== Data shown ==
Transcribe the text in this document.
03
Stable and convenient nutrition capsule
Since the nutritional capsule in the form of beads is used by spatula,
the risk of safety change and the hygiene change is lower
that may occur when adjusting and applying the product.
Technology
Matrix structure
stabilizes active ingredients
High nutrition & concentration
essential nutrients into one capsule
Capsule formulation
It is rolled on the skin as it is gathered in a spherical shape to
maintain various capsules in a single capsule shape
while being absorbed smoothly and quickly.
===
Required work
Which lines hold the string "shape"? Copy all of them from the data above.

Response below
It is rolled on the skin as it is gathered in a spherical shape to
maintain various capsules in a single capsule shape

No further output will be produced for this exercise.